____ MATERIAL

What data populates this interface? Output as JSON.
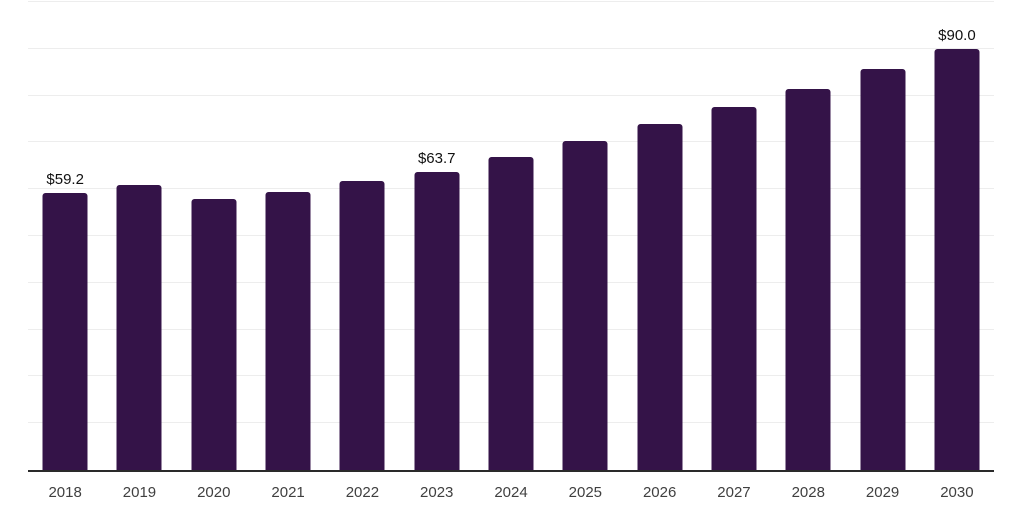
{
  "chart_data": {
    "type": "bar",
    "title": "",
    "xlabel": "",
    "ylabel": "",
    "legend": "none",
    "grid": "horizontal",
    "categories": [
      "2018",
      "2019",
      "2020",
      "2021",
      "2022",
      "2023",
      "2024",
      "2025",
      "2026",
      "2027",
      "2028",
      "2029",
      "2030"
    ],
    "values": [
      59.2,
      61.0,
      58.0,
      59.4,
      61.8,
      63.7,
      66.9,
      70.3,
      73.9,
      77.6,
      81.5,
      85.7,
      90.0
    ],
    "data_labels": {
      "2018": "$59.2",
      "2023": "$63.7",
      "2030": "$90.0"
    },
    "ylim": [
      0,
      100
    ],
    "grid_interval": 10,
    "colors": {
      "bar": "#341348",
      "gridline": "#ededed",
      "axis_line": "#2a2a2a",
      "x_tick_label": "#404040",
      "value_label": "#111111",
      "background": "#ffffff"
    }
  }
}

________

Repeat the entries exactly. Pictures are excluded from the copy.

▸ **THE RESULT**
What data populates this interface? Output as JSON.
{
  "chart_data": {
    "type": "bar",
    "title": "",
    "xlabel": "",
    "ylabel": "",
    "legend": "none",
    "grid": "horizontal",
    "categories": [
      "2018",
      "2019",
      "2020",
      "2021",
      "2022",
      "2023",
      "2024",
      "2025",
      "2026",
      "2027",
      "2028",
      "2029",
      "2030"
    ],
    "values": [
      59.2,
      61.0,
      58.0,
      59.4,
      61.8,
      63.7,
      66.9,
      70.3,
      73.9,
      77.6,
      81.5,
      85.7,
      90.0
    ],
    "data_labels": {
      "2018": "$59.2",
      "2023": "$63.7",
      "2030": "$90.0"
    },
    "ylim": [
      0,
      100
    ],
    "grid_interval": 10,
    "colors": {
      "bar": "#341348",
      "gridline": "#ededed",
      "axis_line": "#2a2a2a",
      "x_tick_label": "#404040",
      "value_label": "#111111",
      "background": "#ffffff"
    }
  }
}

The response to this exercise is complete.